>>
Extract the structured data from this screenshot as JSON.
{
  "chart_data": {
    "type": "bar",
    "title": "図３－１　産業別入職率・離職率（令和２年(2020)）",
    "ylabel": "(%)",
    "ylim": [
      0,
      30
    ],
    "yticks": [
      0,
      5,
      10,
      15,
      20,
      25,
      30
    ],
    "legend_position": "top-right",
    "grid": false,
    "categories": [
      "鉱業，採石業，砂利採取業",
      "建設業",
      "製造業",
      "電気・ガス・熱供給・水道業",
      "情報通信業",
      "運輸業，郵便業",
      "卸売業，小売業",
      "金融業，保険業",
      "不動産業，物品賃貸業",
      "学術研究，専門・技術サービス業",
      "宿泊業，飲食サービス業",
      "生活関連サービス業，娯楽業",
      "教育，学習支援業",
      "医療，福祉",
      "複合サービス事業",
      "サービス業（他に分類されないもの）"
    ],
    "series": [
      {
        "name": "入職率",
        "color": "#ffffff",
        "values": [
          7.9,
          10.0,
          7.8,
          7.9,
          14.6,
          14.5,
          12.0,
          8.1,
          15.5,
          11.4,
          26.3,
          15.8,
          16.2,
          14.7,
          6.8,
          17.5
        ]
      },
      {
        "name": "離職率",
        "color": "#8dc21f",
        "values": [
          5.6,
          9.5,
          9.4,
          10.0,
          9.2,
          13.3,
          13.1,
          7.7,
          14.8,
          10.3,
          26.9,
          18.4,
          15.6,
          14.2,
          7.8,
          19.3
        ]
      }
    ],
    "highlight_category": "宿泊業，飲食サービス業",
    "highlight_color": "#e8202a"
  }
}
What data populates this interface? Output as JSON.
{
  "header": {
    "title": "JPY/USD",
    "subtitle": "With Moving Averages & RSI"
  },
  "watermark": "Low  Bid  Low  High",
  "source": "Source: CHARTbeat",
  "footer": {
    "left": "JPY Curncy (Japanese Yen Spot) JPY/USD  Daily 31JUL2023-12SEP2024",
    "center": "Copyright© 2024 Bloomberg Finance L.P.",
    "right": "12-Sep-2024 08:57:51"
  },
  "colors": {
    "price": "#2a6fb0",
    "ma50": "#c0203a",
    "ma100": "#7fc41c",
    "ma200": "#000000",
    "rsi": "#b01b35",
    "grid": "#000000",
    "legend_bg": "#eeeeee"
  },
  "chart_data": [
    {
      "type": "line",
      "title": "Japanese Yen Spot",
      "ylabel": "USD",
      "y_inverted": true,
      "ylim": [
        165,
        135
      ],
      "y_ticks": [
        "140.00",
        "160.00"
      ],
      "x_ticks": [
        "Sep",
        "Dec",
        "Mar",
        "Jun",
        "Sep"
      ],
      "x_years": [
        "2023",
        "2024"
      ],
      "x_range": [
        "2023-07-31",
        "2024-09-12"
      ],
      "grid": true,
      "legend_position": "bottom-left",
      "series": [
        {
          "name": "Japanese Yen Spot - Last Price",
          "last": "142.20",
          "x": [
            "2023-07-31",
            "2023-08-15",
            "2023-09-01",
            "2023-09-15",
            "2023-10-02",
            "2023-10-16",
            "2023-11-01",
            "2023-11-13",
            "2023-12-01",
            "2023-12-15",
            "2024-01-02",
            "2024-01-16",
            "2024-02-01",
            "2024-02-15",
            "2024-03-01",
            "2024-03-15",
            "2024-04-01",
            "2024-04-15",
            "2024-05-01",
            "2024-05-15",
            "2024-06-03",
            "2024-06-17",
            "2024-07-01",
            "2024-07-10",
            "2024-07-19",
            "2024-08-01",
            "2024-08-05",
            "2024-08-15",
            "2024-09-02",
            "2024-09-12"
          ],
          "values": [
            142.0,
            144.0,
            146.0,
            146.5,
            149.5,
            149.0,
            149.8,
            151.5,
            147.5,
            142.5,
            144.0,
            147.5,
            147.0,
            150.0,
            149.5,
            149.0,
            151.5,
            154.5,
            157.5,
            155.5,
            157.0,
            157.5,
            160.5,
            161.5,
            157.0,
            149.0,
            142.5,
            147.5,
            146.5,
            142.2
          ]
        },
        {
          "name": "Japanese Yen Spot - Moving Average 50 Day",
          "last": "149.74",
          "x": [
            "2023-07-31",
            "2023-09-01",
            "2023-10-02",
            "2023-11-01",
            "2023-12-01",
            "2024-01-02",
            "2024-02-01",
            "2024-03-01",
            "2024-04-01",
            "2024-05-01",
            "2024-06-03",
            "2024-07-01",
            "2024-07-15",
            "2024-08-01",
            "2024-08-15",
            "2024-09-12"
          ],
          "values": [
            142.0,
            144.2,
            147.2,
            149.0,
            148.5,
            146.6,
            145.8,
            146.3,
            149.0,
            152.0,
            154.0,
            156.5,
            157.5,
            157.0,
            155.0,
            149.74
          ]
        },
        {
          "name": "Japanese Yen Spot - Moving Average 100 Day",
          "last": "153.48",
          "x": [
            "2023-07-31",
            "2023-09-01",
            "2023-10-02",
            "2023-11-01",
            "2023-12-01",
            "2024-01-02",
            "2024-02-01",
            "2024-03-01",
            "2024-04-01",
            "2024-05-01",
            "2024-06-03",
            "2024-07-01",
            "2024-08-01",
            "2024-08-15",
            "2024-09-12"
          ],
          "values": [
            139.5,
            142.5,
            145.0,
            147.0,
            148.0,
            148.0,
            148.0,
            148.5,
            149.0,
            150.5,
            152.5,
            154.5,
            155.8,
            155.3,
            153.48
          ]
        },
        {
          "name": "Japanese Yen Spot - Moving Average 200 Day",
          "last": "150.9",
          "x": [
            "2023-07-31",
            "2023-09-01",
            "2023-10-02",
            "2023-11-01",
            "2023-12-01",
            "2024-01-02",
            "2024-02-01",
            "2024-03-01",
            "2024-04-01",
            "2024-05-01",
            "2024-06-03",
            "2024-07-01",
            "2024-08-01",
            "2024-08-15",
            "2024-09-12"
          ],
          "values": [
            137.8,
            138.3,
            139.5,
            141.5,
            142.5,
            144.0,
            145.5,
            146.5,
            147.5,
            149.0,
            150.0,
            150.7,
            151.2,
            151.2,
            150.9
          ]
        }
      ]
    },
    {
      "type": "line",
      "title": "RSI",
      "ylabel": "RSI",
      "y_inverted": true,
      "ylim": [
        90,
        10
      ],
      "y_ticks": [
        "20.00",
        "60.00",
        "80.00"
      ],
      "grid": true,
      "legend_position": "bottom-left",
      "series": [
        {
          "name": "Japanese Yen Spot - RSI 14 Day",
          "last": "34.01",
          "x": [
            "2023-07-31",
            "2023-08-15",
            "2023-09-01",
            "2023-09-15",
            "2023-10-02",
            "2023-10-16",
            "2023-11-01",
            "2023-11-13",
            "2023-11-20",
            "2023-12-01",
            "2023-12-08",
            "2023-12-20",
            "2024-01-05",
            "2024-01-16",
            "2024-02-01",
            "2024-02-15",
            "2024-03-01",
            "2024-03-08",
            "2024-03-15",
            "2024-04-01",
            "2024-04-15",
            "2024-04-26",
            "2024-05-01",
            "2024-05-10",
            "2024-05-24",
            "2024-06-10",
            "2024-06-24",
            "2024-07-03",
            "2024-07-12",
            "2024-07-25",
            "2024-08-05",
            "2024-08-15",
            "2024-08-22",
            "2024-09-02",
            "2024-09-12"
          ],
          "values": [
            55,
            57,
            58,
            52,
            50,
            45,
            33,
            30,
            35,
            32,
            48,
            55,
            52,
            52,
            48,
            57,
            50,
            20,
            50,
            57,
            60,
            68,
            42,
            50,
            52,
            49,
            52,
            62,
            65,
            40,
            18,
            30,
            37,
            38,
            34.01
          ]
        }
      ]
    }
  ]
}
<<
## Exercise instructions
Repeat the data precisely, reproducing every entry.

## Solution
Extract the structured data from this screenshot as JSON.
{
  "chart_data": {
    "type": "bar",
    "title": "図３－１　産業別入職率・離職率（令和２年(2020)）",
    "ylabel": "(%)",
    "ylim": [
      0,
      30
    ],
    "yticks": [
      0,
      5,
      10,
      15,
      20,
      25,
      30
    ],
    "legend_position": "top-right",
    "grid": false,
    "categories": [
      "鉱業，採石業，砂利採取業",
      "建設業",
      "製造業",
      "電気・ガス・熱供給・水道業",
      "情報通信業",
      "運輸業，郵便業",
      "卸売業，小売業",
      "金融業，保険業",
      "不動産業，物品賃貸業",
      "学術研究，専門・技術サービス業",
      "宿泊業，飲食サービス業",
      "生活関連サービス業，娯楽業",
      "教育，学習支援業",
      "医療，福祉",
      "複合サービス事業",
      "サービス業（他に分類されないもの）"
    ],
    "series": [
      {
        "name": "入職率",
        "color": "#ffffff",
        "values": [
          7.9,
          10.0,
          7.8,
          7.9,
          14.6,
          14.5,
          12.0,
          8.1,
          15.5,
          11.4,
          26.3,
          15.8,
          16.2,
          14.7,
          6.8,
          17.5
        ]
      },
      {
        "name": "離職率",
        "color": "#8dc21f",
        "values": [
          5.6,
          9.5,
          9.4,
          10.0,
          9.2,
          13.3,
          13.1,
          7.7,
          14.8,
          10.3,
          26.9,
          18.4,
          15.6,
          14.2,
          7.8,
          19.3
        ]
      }
    ],
    "highlight_category": "宿泊業，飲食サービス業",
    "highlight_color": "#e8202a"
  }
}
What data populates this interface? Output as JSON.
{
  "header": {
    "title": "JPY/USD",
    "subtitle": "With Moving Averages & RSI"
  },
  "watermark": "Low  Bid  Low  High",
  "source": "Source: CHARTbeat",
  "footer": {
    "left": "JPY Curncy (Japanese Yen Spot) JPY/USD  Daily 31JUL2023-12SEP2024",
    "center": "Copyright© 2024 Bloomberg Finance L.P.",
    "right": "12-Sep-2024 08:57:51"
  },
  "colors": {
    "price": "#2a6fb0",
    "ma50": "#c0203a",
    "ma100": "#7fc41c",
    "ma200": "#000000",
    "rsi": "#b01b35",
    "grid": "#000000",
    "legend_bg": "#eeeeee"
  },
  "chart_data": [
    {
      "type": "line",
      "title": "Japanese Yen Spot",
      "ylabel": "USD",
      "y_inverted": true,
      "ylim": [
        165,
        135
      ],
      "y_ticks": [
        "140.00",
        "160.00"
      ],
      "x_ticks": [
        "Sep",
        "Dec",
        "Mar",
        "Jun",
        "Sep"
      ],
      "x_years": [
        "2023",
        "2024"
      ],
      "x_range": [
        "2023-07-31",
        "2024-09-12"
      ],
      "grid": true,
      "legend_position": "bottom-left",
      "series": [
        {
          "name": "Japanese Yen Spot - Last Price",
          "last": "142.20",
          "x": [
            "2023-07-31",
            "2023-08-15",
            "2023-09-01",
            "2023-09-15",
            "2023-10-02",
            "2023-10-16",
            "2023-11-01",
            "2023-11-13",
            "2023-12-01",
            "2023-12-15",
            "2024-01-02",
            "2024-01-16",
            "2024-02-01",
            "2024-02-15",
            "2024-03-01",
            "2024-03-15",
            "2024-04-01",
            "2024-04-15",
            "2024-05-01",
            "2024-05-15",
            "2024-06-03",
            "2024-06-17",
            "2024-07-01",
            "2024-07-10",
            "2024-07-19",
            "2024-08-01",
            "2024-08-05",
            "2024-08-15",
            "2024-09-02",
            "2024-09-12"
          ],
          "values": [
            142.0,
            144.0,
            146.0,
            146.5,
            149.5,
            149.0,
            149.8,
            151.5,
            147.5,
            142.5,
            144.0,
            147.5,
            147.0,
            150.0,
            149.5,
            149.0,
            151.5,
            154.5,
            157.5,
            155.5,
            157.0,
            157.5,
            160.5,
            161.5,
            157.0,
            149.0,
            142.5,
            147.5,
            146.5,
            142.2
          ]
        },
        {
          "name": "Japanese Yen Spot - Moving Average 50 Day",
          "last": "149.74",
          "x": [
            "2023-07-31",
            "2023-09-01",
            "2023-10-02",
            "2023-11-01",
            "2023-12-01",
            "2024-01-02",
            "2024-02-01",
            "2024-03-01",
            "2024-04-01",
            "2024-05-01",
            "2024-06-03",
            "2024-07-01",
            "2024-07-15",
            "2024-08-01",
            "2024-08-15",
            "2024-09-12"
          ],
          "values": [
            142.0,
            144.2,
            147.2,
            149.0,
            148.5,
            146.6,
            145.8,
            146.3,
            149.0,
            152.0,
            154.0,
            156.5,
            157.5,
            157.0,
            155.0,
            149.74
          ]
        },
        {
          "name": "Japanese Yen Spot - Moving Average 100 Day",
          "last": "153.48",
          "x": [
            "2023-07-31",
            "2023-09-01",
            "2023-10-02",
            "2023-11-01",
            "2023-12-01",
            "2024-01-02",
            "2024-02-01",
            "2024-03-01",
            "2024-04-01",
            "2024-05-01",
            "2024-06-03",
            "2024-07-01",
            "2024-08-01",
            "2024-08-15",
            "2024-09-12"
          ],
          "values": [
            139.5,
            142.5,
            145.0,
            147.0,
            148.0,
            148.0,
            148.0,
            148.5,
            149.0,
            150.5,
            152.5,
            154.5,
            155.8,
            155.3,
            153.48
          ]
        },
        {
          "name": "Japanese Yen Spot - Moving Average 200 Day",
          "last": "150.9",
          "x": [
            "2023-07-31",
            "2023-09-01",
            "2023-10-02",
            "2023-11-01",
            "2023-12-01",
            "2024-01-02",
            "2024-02-01",
            "2024-03-01",
            "2024-04-01",
            "2024-05-01",
            "2024-06-03",
            "2024-07-01",
            "2024-08-01",
            "2024-08-15",
            "2024-09-12"
          ],
          "values": [
            137.8,
            138.3,
            139.5,
            141.5,
            142.5,
            144.0,
            145.5,
            146.5,
            147.5,
            149.0,
            150.0,
            150.7,
            151.2,
            151.2,
            150.9
          ]
        }
      ]
    },
    {
      "type": "line",
      "title": "RSI",
      "ylabel": "RSI",
      "y_inverted": true,
      "ylim": [
        90,
        10
      ],
      "y_ticks": [
        "20.00",
        "60.00",
        "80.00"
      ],
      "grid": true,
      "legend_position": "bottom-left",
      "series": [
        {
          "name": "Japanese Yen Spot - RSI 14 Day",
          "last": "34.01",
          "x": [
            "2023-07-31",
            "2023-08-15",
            "2023-09-01",
            "2023-09-15",
            "2023-10-02",
            "2023-10-16",
            "2023-11-01",
            "2023-11-13",
            "2023-11-20",
            "2023-12-01",
            "2023-12-08",
            "2023-12-20",
            "2024-01-05",
            "2024-01-16",
            "2024-02-01",
            "2024-02-15",
            "2024-03-01",
            "2024-03-08",
            "2024-03-15",
            "2024-04-01",
            "2024-04-15",
            "2024-04-26",
            "2024-05-01",
            "2024-05-10",
            "2024-05-24",
            "2024-06-10",
            "2024-06-24",
            "2024-07-03",
            "2024-07-12",
            "2024-07-25",
            "2024-08-05",
            "2024-08-15",
            "2024-08-22",
            "2024-09-02",
            "2024-09-12"
          ],
          "values": [
            55,
            57,
            58,
            52,
            50,
            45,
            33,
            30,
            35,
            32,
            48,
            55,
            52,
            52,
            48,
            57,
            50,
            20,
            50,
            57,
            60,
            68,
            42,
            50,
            52,
            49,
            52,
            62,
            65,
            40,
            18,
            30,
            37,
            38,
            34.01
          ]
        }
      ]
    }
  ]
}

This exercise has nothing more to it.